# Your instructions
Where does the string "false" appear? Copy every line of the entries below that holds it.

# Recorded information
** Start **

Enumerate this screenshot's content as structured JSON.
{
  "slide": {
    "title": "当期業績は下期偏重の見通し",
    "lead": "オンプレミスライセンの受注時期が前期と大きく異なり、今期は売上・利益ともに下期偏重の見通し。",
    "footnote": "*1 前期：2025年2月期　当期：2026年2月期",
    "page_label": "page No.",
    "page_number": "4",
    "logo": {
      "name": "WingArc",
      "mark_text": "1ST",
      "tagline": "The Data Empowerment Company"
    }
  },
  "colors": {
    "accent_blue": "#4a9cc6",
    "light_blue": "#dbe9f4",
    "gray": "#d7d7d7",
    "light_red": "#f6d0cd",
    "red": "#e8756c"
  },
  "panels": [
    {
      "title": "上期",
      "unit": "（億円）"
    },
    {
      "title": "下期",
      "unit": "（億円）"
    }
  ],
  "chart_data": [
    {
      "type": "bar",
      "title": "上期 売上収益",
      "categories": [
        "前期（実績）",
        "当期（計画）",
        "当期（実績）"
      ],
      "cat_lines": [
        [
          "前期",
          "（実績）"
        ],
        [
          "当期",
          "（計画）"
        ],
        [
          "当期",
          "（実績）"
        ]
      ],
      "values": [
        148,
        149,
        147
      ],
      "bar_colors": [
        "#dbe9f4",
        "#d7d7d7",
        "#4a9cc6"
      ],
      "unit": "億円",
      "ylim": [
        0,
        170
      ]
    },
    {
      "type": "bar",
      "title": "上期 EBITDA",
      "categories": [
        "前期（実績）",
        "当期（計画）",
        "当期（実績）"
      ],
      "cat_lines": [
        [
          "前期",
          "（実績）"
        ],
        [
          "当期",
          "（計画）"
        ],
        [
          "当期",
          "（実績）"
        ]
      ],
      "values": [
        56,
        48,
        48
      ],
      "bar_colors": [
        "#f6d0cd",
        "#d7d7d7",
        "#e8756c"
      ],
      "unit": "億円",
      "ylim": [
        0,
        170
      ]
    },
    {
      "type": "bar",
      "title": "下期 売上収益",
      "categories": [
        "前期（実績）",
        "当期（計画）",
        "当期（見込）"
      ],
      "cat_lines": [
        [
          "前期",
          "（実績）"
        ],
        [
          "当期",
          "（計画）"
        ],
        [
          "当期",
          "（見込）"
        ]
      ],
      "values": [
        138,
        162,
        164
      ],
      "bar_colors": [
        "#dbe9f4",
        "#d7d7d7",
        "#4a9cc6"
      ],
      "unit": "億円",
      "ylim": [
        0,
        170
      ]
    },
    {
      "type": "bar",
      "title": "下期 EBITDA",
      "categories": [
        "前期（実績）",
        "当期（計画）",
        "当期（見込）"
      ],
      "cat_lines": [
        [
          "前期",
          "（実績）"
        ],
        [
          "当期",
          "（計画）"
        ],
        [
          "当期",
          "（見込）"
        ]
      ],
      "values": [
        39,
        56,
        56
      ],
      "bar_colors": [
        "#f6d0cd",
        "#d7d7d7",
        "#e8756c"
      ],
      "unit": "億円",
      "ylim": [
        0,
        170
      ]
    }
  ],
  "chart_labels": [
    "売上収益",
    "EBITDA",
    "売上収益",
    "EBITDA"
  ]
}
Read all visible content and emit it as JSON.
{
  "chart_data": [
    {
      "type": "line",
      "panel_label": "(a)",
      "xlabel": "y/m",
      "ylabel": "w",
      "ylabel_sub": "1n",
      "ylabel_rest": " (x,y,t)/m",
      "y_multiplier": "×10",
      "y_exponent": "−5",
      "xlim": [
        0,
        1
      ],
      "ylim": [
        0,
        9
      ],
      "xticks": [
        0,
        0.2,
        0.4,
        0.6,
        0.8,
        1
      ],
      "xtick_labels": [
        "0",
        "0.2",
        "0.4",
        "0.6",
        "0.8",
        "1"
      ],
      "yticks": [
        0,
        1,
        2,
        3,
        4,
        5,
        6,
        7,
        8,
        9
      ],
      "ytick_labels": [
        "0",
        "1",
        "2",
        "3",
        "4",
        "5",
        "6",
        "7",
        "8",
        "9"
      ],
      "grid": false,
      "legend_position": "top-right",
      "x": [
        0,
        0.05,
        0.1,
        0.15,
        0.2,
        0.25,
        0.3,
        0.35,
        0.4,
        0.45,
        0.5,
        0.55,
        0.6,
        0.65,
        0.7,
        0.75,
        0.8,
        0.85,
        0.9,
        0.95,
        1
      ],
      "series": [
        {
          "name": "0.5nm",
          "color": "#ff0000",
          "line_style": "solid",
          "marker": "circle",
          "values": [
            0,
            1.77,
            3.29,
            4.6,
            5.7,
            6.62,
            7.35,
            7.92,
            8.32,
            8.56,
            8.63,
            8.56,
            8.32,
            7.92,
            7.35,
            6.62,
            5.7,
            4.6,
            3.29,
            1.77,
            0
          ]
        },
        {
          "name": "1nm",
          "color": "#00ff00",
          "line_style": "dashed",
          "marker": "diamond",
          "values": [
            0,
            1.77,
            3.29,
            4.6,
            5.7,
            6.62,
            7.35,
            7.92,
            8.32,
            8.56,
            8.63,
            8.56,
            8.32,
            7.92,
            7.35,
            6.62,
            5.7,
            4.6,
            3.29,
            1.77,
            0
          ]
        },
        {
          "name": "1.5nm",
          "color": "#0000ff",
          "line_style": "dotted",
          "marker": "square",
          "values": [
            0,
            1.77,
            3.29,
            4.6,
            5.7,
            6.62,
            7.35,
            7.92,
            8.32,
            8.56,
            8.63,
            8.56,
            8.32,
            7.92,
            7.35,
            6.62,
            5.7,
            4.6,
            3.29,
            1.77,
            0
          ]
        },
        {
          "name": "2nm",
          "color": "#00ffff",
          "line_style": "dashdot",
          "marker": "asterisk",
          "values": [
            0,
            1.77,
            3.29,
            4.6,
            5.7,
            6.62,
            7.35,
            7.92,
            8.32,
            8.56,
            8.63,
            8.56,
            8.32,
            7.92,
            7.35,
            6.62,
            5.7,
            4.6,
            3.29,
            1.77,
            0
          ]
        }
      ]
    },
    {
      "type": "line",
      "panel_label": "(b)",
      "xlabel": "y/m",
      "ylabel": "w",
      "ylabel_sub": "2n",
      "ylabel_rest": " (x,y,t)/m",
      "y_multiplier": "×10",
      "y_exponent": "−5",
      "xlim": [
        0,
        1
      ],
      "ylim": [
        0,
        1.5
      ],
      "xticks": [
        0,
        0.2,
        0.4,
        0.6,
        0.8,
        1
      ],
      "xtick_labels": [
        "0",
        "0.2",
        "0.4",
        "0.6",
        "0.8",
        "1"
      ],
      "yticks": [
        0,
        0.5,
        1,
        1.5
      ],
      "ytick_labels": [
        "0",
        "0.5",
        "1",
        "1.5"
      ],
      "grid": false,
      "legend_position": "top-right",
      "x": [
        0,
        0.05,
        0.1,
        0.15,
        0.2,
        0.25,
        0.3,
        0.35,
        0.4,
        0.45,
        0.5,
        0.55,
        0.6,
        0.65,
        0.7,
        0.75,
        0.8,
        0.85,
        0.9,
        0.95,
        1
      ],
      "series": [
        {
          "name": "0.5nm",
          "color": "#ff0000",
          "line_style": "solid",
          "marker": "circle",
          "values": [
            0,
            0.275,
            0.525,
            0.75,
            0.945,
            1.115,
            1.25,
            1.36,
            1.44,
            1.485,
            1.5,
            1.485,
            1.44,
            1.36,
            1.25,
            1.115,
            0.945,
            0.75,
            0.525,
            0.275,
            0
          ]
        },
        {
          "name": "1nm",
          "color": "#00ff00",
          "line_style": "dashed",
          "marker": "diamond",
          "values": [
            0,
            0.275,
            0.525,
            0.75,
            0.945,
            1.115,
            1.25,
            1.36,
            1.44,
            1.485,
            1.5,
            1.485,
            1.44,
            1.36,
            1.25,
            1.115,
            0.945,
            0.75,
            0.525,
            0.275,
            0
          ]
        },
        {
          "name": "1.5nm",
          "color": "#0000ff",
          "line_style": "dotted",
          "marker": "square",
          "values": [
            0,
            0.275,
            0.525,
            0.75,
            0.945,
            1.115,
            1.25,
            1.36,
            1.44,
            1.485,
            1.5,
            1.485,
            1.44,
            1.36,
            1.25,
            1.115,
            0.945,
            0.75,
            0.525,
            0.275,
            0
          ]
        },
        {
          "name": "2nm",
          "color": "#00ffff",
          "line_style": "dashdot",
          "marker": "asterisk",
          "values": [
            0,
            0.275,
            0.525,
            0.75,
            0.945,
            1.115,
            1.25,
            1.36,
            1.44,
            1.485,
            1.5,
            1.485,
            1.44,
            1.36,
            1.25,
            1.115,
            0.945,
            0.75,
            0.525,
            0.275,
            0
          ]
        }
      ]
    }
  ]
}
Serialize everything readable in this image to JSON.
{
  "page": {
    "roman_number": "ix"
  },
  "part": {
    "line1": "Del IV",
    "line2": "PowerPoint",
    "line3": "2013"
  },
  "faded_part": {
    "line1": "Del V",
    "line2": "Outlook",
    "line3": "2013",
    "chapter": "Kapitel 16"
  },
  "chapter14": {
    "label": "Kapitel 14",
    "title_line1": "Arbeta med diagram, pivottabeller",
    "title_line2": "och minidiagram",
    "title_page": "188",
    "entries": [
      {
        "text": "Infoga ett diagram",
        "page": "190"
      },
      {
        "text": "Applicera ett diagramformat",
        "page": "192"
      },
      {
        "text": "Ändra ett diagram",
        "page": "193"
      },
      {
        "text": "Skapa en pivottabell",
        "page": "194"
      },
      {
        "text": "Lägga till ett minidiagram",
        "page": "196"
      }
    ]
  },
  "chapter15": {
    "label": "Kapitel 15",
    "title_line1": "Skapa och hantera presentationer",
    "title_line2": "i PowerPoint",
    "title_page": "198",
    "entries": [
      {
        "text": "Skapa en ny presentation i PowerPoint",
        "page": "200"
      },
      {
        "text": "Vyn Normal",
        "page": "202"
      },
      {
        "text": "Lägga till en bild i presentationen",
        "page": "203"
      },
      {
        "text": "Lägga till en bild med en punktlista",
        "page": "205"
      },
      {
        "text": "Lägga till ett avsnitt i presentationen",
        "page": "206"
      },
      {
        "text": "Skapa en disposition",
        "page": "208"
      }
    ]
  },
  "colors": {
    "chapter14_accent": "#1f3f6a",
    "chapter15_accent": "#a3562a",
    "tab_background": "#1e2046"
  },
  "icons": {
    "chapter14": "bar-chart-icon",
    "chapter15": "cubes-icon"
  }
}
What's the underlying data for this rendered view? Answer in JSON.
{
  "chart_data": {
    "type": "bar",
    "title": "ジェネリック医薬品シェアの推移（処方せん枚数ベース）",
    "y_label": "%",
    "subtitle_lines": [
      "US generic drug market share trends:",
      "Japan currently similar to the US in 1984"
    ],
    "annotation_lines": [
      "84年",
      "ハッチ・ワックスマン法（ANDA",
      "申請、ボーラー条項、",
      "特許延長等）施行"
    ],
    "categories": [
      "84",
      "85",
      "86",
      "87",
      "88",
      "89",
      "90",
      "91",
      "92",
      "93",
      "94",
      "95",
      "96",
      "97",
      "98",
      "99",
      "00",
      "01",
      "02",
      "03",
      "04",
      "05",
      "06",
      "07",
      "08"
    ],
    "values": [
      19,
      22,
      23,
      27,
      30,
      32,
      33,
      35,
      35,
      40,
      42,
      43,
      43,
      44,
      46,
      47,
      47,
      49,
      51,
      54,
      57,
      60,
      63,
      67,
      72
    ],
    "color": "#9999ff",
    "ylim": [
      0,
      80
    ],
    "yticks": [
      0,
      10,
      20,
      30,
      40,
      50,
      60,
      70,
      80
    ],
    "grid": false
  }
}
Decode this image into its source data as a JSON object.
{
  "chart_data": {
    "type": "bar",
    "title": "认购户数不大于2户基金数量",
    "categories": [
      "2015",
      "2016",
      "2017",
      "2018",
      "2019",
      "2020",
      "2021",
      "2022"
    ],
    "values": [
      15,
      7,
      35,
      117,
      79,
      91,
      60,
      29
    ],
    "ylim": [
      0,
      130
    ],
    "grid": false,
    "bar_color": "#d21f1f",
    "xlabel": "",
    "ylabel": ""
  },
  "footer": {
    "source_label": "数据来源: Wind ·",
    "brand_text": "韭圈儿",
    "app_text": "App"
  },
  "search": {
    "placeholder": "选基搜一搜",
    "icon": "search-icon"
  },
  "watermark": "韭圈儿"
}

** End **

# The completed task
      "grid": false,
      "grid": false,
    "grid": false
    "grid": false,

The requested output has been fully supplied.